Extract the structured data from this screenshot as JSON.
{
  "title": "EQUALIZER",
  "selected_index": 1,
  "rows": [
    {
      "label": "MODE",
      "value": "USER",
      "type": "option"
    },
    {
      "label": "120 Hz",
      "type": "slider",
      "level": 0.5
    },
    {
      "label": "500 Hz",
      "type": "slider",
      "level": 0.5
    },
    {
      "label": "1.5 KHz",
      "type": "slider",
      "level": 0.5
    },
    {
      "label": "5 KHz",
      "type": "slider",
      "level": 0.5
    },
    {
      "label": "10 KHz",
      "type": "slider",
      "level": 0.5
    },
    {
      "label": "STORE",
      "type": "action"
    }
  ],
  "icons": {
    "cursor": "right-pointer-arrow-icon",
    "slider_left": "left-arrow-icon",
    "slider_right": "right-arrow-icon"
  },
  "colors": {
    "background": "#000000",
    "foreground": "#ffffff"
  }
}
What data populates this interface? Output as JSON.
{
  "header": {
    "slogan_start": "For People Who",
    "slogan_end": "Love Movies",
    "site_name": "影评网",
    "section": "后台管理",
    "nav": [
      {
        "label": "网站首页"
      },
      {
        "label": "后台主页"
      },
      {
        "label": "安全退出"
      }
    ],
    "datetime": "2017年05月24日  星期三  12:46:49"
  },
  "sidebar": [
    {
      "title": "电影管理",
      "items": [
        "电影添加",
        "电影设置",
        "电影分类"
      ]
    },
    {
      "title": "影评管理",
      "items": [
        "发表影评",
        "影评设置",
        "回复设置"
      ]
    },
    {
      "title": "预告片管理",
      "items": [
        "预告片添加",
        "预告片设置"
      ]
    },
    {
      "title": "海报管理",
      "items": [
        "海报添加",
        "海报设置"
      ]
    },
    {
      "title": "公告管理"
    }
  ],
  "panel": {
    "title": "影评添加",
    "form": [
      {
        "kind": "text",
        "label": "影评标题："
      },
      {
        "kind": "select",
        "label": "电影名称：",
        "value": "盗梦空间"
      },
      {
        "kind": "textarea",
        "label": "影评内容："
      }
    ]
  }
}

_What is asked_
Copy each line above containing the string "data".

_Answer to this exercise_
Extract the structured data from this screenshot as JSON.
What data populates this interface? Output as JSON.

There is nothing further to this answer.